§ Raw data:
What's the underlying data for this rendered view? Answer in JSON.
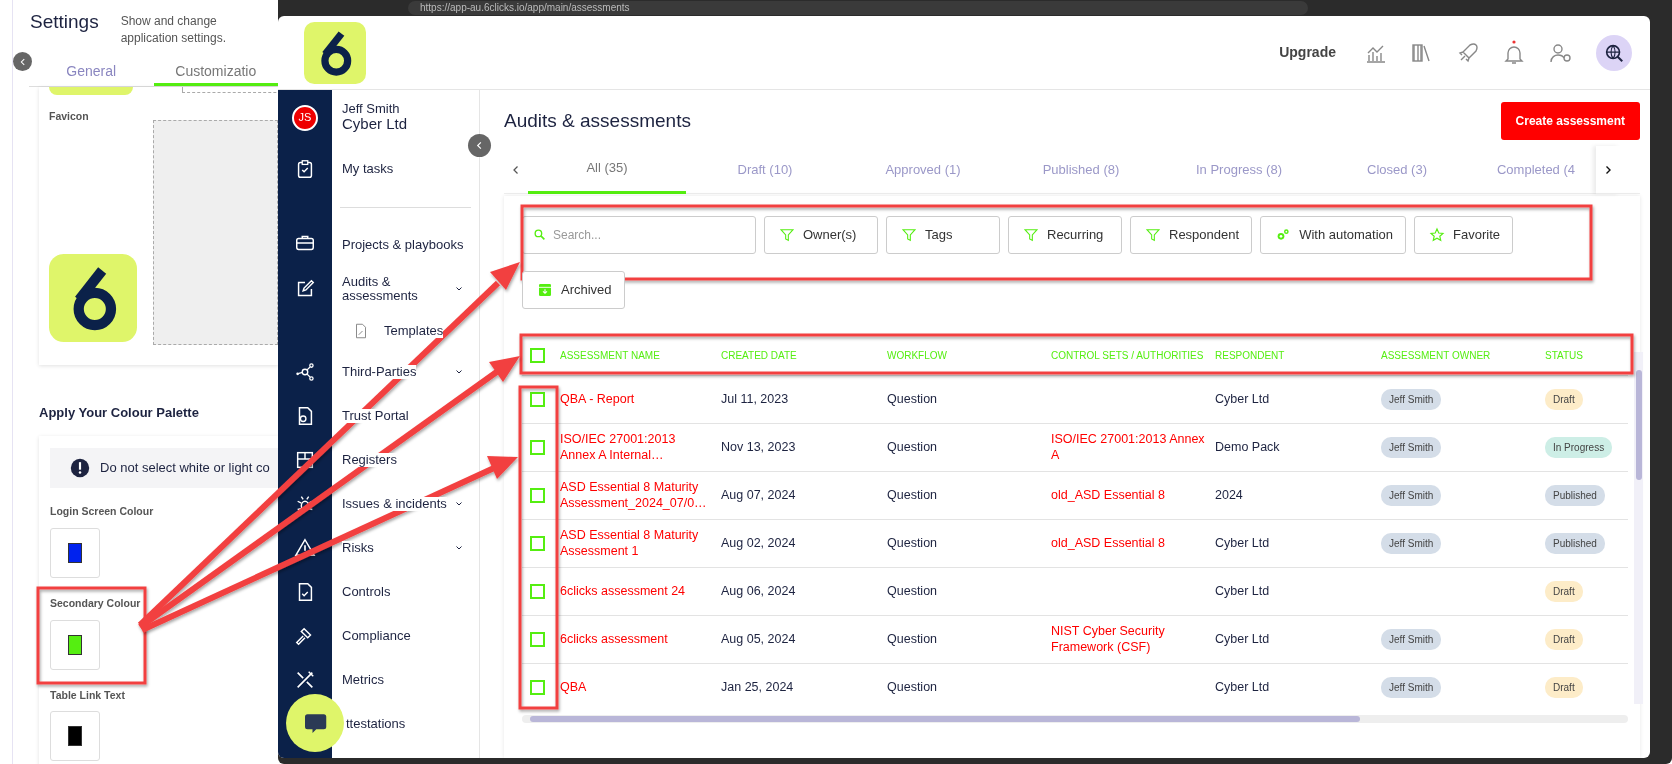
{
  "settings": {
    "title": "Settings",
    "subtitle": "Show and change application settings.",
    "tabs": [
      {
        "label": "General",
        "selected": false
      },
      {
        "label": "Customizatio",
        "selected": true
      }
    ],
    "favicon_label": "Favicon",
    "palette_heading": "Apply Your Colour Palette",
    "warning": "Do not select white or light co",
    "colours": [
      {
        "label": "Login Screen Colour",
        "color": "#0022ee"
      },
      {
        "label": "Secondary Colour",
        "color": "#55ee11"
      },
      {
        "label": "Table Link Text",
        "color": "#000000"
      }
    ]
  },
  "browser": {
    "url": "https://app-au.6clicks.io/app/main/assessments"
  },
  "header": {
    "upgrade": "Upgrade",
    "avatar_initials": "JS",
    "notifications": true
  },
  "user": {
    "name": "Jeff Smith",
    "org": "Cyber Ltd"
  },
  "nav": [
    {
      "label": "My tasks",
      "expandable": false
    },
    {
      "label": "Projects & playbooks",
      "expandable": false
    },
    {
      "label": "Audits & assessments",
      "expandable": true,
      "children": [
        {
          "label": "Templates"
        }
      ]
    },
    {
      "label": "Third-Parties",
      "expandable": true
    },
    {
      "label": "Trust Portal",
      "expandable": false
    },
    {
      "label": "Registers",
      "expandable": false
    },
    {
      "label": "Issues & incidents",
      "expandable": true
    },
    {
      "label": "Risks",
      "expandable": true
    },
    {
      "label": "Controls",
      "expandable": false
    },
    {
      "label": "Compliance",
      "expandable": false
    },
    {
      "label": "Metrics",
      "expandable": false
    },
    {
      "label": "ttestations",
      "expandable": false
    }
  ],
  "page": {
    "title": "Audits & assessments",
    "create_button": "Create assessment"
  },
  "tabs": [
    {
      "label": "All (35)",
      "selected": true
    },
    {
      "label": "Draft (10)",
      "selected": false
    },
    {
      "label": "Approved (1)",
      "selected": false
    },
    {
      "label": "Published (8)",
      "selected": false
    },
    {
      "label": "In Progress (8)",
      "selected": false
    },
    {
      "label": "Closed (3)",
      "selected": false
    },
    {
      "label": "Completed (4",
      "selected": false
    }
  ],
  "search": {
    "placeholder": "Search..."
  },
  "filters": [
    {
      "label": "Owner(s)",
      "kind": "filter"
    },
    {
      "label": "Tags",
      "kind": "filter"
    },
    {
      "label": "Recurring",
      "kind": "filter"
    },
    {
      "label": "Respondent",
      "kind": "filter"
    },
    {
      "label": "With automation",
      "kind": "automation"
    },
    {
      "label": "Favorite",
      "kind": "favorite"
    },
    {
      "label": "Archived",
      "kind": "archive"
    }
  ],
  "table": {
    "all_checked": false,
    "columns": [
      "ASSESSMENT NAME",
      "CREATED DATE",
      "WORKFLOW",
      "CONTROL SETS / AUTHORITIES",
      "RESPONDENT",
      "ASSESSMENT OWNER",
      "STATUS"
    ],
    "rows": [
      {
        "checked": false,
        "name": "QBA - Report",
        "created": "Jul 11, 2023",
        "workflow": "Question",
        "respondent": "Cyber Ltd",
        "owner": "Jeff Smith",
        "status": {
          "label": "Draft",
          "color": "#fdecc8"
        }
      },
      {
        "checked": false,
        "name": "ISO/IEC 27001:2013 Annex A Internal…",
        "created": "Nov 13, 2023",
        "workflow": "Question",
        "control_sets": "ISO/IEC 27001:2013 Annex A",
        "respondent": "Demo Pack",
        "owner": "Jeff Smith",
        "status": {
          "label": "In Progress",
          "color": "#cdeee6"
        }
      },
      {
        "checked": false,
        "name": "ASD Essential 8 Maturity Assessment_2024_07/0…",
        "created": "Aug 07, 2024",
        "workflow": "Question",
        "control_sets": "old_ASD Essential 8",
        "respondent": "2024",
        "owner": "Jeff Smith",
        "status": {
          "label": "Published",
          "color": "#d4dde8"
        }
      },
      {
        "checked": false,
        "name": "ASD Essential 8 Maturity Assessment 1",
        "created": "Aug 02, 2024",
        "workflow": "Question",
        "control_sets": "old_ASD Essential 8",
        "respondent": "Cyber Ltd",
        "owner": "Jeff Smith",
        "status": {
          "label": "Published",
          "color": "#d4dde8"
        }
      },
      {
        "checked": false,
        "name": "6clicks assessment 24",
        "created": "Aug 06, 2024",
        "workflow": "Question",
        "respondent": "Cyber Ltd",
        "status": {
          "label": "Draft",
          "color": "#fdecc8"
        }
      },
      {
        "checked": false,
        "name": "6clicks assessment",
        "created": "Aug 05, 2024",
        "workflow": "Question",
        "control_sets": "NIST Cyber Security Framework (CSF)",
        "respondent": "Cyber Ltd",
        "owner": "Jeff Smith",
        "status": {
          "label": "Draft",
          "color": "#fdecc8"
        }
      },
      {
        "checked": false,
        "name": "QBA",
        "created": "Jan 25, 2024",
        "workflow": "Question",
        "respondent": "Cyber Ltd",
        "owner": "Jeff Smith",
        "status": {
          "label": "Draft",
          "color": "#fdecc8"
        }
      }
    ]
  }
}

==

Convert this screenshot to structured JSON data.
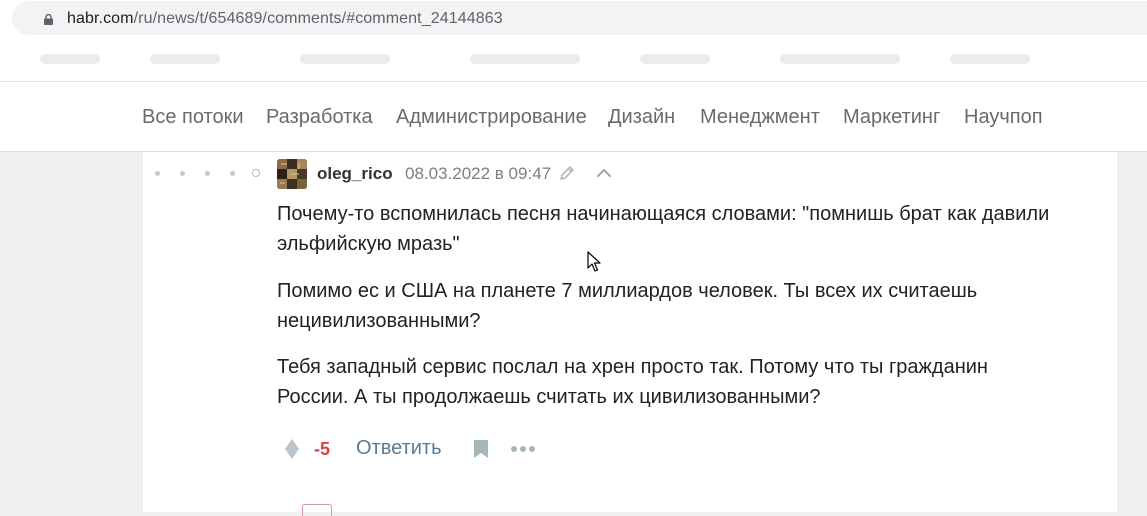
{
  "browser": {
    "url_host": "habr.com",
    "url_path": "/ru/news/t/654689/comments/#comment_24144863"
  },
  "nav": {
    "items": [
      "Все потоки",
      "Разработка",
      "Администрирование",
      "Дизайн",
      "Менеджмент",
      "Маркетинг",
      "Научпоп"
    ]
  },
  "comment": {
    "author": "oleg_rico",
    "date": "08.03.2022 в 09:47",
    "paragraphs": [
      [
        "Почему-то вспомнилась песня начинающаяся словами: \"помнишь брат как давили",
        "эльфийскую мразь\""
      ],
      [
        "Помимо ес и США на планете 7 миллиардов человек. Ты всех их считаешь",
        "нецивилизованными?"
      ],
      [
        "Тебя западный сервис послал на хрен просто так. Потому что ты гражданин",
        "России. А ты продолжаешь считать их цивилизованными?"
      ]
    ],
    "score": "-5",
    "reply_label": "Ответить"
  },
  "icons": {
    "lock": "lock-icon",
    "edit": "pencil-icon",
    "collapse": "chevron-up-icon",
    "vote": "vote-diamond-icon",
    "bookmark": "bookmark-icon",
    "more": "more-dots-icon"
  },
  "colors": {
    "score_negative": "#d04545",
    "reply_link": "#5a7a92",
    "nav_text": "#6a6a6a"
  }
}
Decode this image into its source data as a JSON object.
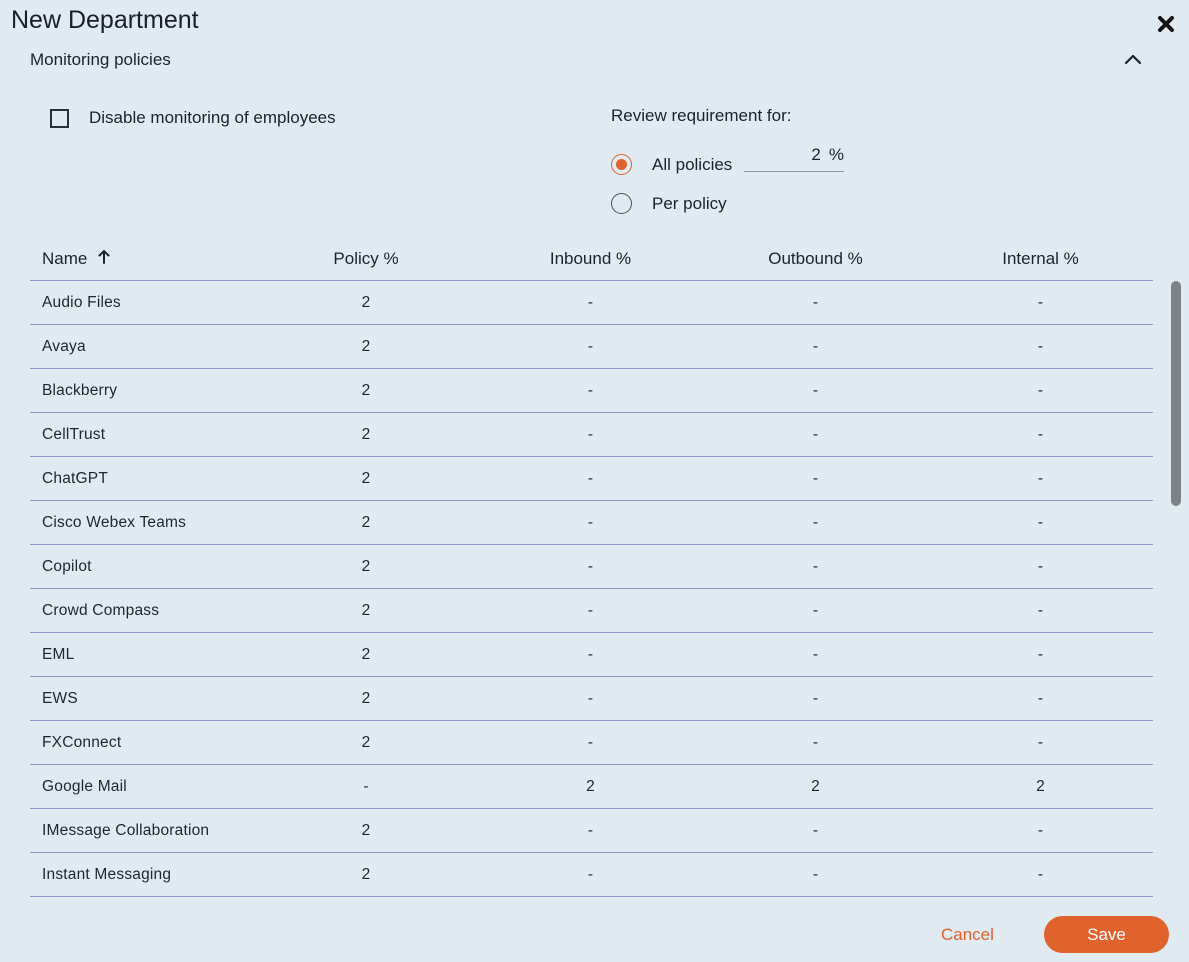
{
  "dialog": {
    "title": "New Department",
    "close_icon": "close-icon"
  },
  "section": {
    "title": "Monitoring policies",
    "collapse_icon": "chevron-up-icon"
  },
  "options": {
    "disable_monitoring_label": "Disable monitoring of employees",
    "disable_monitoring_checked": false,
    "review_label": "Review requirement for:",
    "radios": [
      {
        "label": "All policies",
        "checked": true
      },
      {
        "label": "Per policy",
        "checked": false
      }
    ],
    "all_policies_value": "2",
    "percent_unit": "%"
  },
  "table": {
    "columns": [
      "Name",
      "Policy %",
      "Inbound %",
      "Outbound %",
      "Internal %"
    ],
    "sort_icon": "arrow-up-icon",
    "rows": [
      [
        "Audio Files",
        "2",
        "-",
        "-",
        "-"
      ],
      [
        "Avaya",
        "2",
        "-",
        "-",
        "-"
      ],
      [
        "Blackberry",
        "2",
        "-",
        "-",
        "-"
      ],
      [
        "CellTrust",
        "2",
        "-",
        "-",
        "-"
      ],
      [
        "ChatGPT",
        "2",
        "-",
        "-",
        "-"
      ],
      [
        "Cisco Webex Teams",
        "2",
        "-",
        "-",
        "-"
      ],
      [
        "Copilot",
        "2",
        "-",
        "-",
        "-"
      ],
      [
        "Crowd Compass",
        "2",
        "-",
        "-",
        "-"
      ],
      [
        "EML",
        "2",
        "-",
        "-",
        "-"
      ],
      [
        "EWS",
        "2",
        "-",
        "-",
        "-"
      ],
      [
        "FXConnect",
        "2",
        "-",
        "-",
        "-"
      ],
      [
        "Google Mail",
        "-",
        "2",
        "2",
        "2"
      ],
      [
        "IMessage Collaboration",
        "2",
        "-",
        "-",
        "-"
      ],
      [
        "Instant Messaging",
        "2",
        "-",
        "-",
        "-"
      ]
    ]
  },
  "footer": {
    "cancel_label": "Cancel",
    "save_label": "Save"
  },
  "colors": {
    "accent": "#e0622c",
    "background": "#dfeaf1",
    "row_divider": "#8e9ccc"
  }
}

* * *

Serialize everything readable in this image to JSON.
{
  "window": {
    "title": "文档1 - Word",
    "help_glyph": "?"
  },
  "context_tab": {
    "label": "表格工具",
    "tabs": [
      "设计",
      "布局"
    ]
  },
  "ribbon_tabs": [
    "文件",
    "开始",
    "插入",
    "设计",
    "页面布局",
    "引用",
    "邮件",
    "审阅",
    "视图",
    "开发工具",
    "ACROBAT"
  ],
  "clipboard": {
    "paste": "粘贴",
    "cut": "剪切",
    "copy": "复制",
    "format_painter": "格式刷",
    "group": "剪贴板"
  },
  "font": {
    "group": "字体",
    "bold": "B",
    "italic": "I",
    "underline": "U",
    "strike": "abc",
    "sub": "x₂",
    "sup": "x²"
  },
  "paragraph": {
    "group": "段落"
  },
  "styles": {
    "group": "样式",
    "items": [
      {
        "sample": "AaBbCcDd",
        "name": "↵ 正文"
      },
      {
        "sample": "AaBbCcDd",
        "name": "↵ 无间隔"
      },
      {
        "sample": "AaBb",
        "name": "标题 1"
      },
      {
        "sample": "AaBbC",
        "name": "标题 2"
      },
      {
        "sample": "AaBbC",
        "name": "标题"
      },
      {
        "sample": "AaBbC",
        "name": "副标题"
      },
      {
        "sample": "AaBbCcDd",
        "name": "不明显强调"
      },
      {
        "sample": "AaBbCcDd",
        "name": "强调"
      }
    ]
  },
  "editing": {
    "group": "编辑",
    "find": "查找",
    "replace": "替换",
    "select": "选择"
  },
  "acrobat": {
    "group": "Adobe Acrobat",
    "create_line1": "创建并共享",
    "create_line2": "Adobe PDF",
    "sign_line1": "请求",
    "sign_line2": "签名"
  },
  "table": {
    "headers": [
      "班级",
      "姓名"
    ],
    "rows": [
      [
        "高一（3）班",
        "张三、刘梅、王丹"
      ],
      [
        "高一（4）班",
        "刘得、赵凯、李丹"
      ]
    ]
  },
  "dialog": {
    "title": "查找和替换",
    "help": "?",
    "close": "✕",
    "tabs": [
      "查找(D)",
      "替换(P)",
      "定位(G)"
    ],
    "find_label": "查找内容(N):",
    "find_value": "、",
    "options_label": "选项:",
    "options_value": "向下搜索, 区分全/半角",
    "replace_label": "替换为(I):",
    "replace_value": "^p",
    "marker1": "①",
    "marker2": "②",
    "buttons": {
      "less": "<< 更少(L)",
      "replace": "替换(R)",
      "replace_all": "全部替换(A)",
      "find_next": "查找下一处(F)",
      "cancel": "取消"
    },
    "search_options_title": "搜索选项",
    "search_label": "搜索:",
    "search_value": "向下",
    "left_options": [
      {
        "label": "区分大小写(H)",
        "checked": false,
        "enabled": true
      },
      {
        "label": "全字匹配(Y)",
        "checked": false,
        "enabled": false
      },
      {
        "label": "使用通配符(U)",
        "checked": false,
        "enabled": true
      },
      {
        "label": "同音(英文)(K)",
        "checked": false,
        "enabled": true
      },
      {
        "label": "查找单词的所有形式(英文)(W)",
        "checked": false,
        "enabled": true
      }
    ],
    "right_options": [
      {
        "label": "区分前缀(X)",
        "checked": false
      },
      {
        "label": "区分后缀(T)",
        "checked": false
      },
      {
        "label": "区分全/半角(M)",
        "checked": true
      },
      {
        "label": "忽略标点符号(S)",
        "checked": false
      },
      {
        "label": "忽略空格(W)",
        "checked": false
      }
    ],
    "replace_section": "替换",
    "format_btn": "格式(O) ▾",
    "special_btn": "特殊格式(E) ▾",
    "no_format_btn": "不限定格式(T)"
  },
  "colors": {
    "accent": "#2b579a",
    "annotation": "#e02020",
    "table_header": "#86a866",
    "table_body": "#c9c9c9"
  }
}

§ Directive:
Search the lines for the word "automation" and report how many contain it, by number only.

§ Response to the task:
2